---------- Extracted information

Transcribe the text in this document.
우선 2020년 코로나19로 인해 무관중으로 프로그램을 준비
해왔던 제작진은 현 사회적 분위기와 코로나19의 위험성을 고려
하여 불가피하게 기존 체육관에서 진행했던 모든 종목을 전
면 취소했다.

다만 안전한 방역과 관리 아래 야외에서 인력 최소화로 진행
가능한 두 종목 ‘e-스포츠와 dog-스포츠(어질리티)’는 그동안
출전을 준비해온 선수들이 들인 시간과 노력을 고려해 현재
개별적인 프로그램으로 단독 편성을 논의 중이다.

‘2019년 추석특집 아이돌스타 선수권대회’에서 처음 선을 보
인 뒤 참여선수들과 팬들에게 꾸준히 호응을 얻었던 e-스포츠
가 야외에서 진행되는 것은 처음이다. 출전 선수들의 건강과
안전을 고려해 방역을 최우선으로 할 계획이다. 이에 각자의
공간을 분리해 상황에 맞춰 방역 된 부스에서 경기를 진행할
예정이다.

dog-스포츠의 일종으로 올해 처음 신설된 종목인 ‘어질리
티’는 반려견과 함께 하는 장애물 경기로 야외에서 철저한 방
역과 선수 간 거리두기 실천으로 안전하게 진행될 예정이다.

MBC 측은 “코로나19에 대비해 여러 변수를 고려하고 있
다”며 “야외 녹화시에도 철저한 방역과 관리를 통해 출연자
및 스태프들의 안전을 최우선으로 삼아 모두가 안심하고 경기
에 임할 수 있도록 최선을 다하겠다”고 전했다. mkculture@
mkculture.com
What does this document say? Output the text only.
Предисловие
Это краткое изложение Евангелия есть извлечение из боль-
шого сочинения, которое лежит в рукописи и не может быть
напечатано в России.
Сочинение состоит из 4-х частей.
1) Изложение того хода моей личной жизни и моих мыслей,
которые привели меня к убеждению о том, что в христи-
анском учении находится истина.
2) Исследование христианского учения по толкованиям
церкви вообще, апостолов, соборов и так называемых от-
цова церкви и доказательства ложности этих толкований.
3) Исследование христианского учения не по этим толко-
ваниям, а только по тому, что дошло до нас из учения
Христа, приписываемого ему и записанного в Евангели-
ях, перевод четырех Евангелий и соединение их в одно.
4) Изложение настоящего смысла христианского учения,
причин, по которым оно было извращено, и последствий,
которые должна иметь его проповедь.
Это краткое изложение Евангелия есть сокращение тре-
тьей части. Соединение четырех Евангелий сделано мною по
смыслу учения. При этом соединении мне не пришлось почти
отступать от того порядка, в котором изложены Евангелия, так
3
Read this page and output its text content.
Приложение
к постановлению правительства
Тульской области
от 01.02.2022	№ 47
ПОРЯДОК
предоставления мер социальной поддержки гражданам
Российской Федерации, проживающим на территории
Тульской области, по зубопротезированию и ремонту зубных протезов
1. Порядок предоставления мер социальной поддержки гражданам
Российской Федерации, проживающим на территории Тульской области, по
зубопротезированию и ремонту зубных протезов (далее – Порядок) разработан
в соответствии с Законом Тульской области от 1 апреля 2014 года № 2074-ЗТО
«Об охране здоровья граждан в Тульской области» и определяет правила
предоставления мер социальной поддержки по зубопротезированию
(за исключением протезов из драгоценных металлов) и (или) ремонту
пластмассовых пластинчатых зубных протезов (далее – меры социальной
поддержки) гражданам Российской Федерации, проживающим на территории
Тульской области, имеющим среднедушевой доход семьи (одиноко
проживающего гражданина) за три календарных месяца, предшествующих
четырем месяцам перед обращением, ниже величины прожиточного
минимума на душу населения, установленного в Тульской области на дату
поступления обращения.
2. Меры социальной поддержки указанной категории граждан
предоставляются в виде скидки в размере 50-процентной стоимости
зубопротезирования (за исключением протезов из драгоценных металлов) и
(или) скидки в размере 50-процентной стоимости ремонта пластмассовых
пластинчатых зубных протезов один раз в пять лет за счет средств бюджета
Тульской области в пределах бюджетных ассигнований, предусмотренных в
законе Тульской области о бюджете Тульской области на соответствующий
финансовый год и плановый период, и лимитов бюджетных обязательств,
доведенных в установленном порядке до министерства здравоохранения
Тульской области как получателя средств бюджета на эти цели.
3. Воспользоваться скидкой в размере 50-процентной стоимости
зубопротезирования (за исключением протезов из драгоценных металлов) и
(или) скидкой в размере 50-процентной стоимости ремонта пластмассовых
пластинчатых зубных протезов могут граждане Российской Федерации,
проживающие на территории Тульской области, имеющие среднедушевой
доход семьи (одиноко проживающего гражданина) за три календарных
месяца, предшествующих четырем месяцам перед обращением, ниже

--------------------

» **Do this**
In the entries above, find lines with "зубопротезированию" and copy each.

» **Result for this task**
Тульской области, по зубопротезированию и ремонту зубных протезов
зубопротезированию и ремонту зубных протезов (далее – Порядок) разработан
предоставления мер социальной поддержки по зубопротезированию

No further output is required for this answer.